Go through the entries below and copy each line containing the word "区域性和季节性特征".
[begin Material shown]
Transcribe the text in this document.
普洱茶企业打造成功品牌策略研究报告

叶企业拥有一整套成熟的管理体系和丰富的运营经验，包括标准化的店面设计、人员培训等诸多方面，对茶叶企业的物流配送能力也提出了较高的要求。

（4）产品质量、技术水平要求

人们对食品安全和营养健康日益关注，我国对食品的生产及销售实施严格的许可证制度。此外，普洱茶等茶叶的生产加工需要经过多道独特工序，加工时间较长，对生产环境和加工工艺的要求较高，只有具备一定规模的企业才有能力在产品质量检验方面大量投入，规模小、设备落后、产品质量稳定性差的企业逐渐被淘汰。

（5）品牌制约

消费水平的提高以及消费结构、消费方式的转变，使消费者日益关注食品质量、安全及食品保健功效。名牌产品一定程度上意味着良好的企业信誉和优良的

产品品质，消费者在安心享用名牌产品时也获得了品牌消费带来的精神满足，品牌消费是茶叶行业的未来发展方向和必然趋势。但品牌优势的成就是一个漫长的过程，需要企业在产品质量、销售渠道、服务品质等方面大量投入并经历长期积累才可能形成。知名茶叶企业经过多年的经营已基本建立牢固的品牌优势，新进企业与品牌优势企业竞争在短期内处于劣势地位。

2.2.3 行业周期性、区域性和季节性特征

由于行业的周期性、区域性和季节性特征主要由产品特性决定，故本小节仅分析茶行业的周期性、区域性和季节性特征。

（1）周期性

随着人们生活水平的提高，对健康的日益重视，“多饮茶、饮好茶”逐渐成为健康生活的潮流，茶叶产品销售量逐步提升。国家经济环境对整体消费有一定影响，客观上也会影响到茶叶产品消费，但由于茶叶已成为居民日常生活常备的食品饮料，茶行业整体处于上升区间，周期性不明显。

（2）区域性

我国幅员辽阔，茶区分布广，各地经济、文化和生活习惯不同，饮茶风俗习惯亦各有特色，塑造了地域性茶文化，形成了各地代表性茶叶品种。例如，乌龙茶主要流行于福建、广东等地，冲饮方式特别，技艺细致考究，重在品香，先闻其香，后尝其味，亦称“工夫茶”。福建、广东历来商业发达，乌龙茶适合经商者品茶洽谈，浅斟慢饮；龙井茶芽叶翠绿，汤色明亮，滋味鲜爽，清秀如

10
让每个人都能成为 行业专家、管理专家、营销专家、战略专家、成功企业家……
[end Material shown]
Complete response
2.2.3 行业周期性、区域性和季节性特征
由于行业的周期性、区域性和季节性特征主要由产品特性决定，故本小节仅分析茶行业的周期性、区域性和季节性特征。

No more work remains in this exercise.